═════ EXERCISE INPUT ═════

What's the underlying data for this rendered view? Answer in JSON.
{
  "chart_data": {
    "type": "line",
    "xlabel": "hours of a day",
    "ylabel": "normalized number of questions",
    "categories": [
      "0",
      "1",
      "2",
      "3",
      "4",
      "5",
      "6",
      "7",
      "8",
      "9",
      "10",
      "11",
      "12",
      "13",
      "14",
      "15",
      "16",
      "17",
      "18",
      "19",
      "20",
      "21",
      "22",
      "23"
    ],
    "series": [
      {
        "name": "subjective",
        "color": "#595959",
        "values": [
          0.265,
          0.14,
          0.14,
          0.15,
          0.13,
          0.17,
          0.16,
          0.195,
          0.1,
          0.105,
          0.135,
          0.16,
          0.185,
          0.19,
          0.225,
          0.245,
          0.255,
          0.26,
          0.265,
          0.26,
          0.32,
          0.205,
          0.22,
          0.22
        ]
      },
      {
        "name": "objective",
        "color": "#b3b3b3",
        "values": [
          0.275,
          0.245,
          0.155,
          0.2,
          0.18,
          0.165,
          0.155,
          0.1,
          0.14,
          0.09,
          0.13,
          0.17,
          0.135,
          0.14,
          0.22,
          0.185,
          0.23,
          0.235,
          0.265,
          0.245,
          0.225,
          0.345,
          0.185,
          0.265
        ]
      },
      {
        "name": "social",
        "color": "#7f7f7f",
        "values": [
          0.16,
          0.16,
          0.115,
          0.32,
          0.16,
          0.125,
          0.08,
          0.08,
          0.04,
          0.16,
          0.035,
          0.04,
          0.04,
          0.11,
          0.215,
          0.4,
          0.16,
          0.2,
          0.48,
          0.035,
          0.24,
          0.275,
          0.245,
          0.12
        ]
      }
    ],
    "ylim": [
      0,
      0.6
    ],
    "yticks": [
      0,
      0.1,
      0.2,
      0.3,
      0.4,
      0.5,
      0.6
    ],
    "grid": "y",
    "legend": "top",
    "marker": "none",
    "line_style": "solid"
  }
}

═════
═════ EXERCISE INPUT ═════

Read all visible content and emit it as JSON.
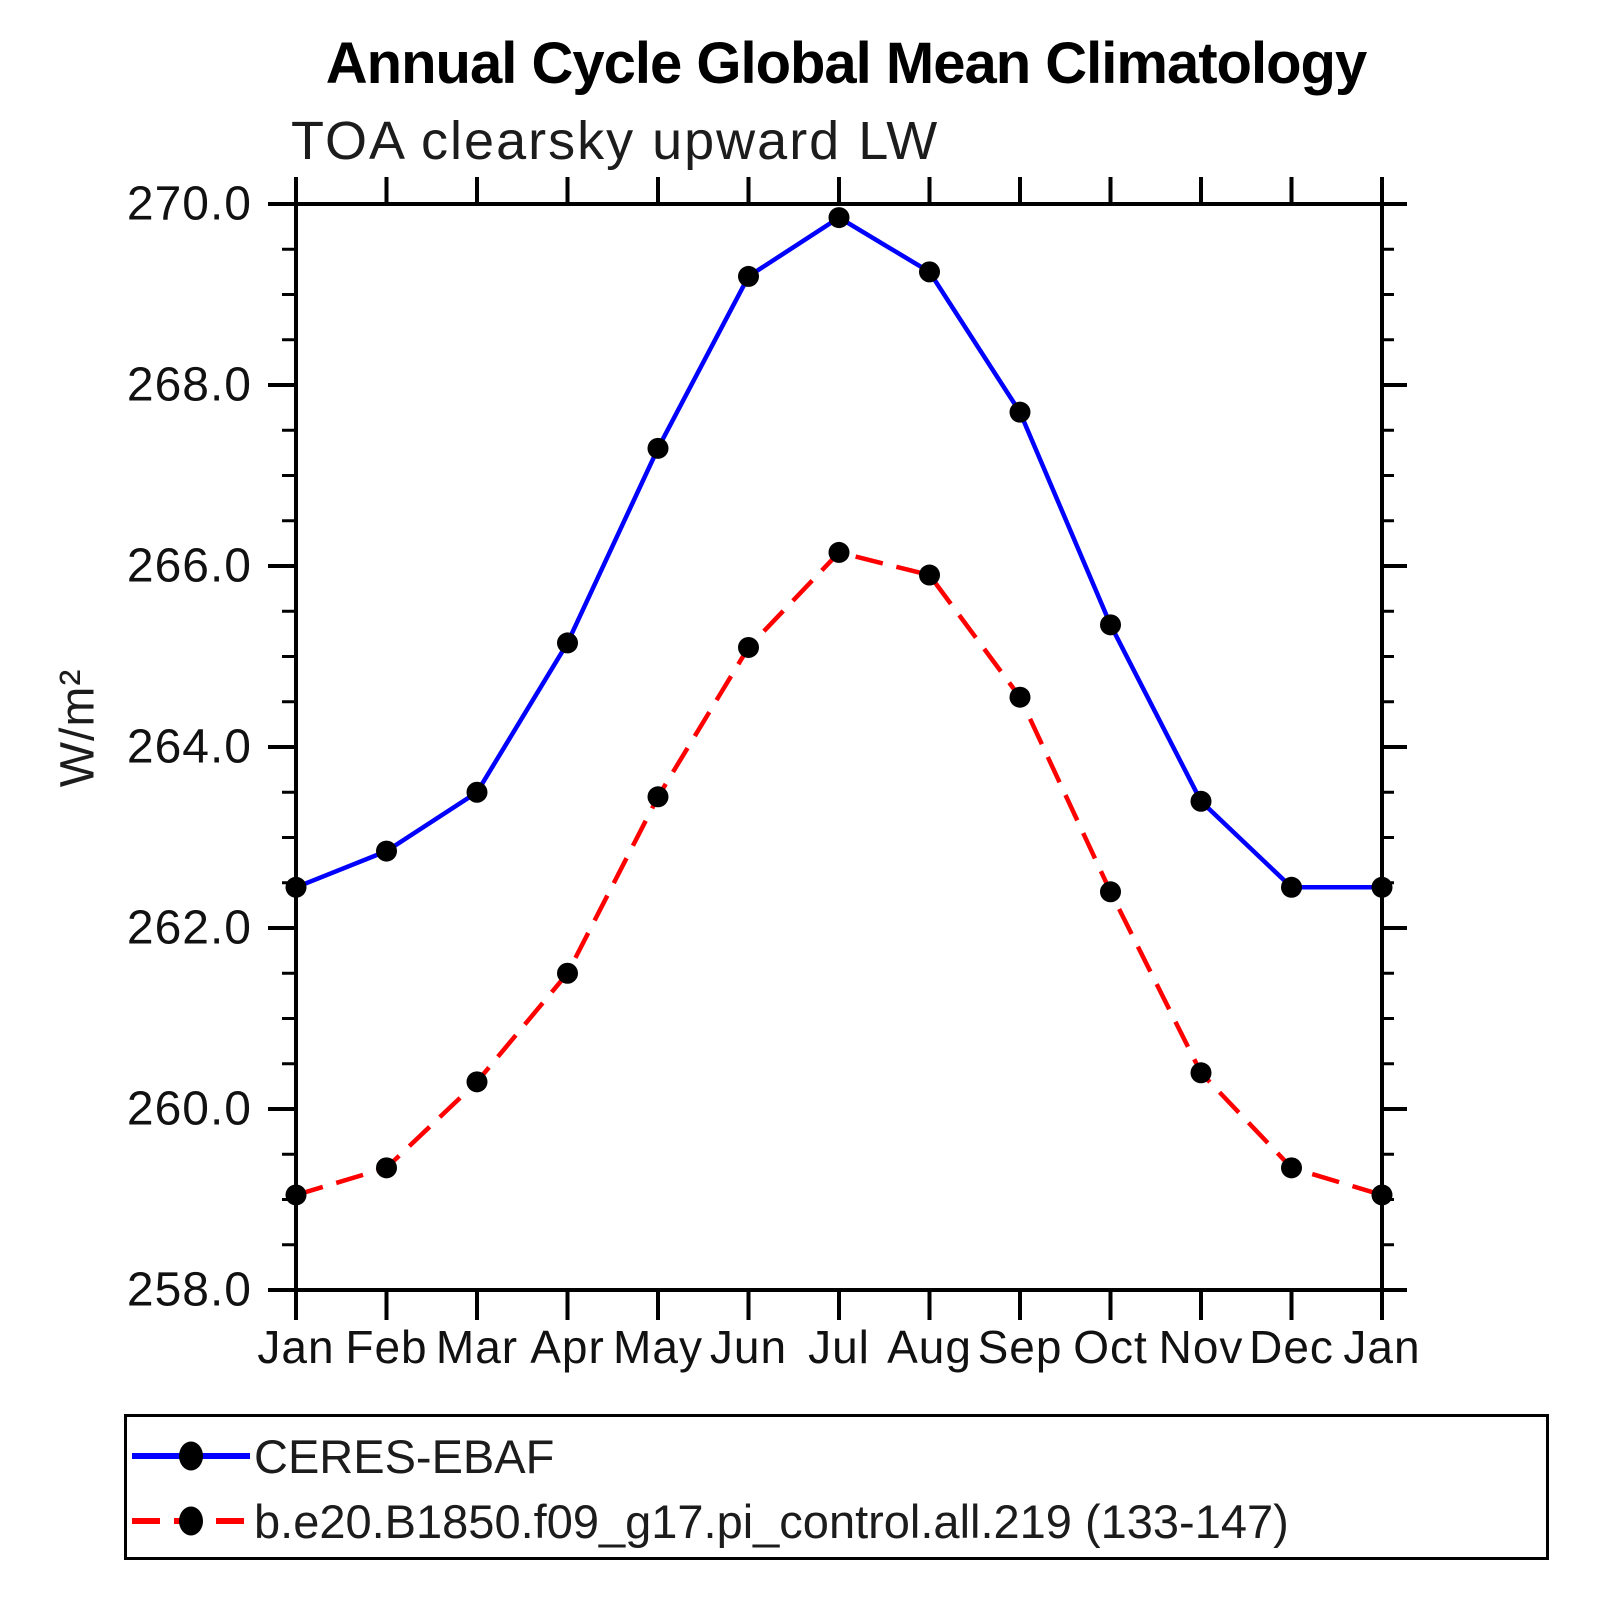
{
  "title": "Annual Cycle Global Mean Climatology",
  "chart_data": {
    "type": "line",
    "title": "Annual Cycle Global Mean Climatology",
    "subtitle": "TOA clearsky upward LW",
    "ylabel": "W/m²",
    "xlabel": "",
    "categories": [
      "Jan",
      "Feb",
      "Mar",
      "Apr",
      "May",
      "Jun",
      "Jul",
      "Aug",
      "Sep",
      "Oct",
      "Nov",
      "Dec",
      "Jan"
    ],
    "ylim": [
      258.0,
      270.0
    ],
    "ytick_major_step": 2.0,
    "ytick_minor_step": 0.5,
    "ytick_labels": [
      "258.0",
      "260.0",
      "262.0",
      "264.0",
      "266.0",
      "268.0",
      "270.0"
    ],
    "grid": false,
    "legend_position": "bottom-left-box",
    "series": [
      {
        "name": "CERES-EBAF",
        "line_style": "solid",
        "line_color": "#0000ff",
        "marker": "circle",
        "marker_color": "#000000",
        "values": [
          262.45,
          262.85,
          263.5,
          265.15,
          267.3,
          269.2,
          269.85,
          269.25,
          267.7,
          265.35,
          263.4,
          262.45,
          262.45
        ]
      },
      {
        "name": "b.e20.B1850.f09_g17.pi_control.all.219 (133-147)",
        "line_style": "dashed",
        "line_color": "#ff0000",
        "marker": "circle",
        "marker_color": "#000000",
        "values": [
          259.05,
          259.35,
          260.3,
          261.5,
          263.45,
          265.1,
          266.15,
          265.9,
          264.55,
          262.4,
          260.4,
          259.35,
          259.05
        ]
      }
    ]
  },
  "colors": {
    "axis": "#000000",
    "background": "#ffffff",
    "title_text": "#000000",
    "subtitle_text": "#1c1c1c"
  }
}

═════
═════ EXERCISE INPUT ═════

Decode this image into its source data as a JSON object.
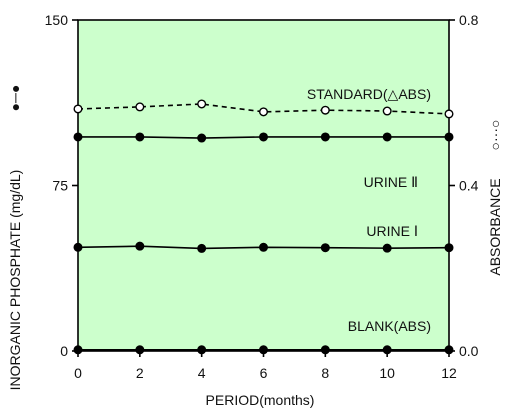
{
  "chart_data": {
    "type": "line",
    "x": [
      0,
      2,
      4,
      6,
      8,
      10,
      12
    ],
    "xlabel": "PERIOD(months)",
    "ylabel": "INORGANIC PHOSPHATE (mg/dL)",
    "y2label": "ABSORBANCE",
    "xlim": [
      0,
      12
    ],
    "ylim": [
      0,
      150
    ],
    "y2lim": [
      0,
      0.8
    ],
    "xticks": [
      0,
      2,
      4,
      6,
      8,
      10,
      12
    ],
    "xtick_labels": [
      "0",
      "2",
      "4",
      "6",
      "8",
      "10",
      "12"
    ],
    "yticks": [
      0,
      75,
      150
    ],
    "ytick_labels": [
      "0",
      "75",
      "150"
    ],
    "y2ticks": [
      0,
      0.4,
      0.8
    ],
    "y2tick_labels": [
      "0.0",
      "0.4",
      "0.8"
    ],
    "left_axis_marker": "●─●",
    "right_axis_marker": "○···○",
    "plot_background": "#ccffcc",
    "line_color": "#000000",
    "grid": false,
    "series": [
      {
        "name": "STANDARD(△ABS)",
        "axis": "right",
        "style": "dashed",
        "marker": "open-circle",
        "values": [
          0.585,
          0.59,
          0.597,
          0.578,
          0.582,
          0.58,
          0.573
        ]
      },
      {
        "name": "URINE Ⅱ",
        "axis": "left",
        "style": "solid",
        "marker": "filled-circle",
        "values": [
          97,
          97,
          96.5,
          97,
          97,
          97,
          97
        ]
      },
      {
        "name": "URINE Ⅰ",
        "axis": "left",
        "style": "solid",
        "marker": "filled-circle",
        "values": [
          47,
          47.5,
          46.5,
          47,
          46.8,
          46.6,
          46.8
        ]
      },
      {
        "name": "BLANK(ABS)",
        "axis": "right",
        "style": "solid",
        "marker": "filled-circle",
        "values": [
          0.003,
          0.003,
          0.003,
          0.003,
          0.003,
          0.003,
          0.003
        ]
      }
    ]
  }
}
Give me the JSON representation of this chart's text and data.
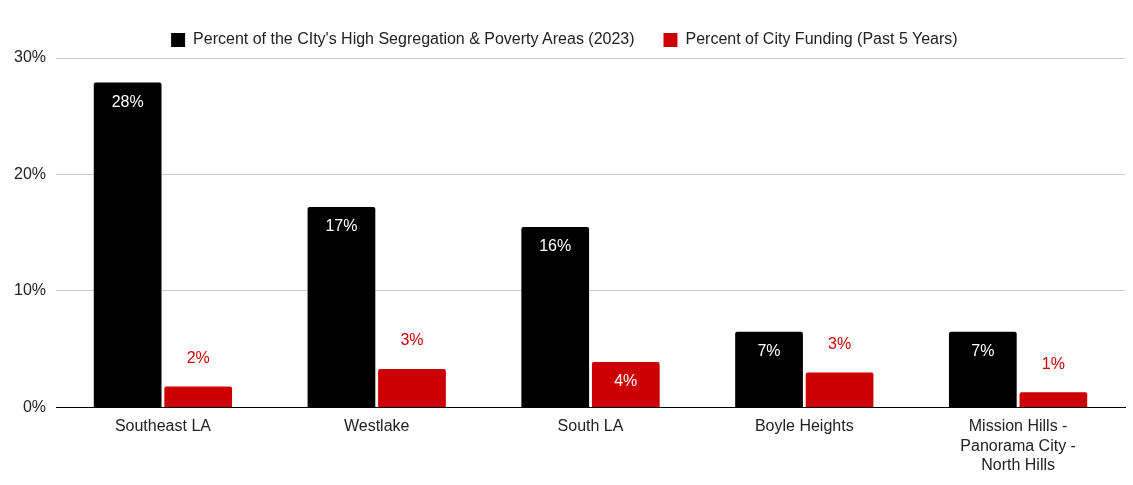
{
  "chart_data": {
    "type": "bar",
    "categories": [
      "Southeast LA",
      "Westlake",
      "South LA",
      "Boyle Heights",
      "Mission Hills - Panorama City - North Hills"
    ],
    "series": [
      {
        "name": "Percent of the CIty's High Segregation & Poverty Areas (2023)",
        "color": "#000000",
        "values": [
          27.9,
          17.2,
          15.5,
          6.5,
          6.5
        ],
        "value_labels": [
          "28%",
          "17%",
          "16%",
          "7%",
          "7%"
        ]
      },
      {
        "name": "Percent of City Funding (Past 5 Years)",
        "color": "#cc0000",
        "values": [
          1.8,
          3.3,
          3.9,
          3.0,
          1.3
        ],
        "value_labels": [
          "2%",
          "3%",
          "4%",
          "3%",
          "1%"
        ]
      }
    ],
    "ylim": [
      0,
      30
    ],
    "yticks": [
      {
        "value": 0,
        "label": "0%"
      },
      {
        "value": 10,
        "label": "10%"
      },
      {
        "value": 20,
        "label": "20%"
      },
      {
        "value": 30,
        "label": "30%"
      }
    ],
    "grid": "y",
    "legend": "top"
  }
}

═════

## SET EXERCISE
Gather all lines where the word "Global" appears.

## ANSWER TO THE TASK
  "title": "Annual Cycle Global Mean Climatology",
    "title": "Annual Cycle Global Mean Climatology",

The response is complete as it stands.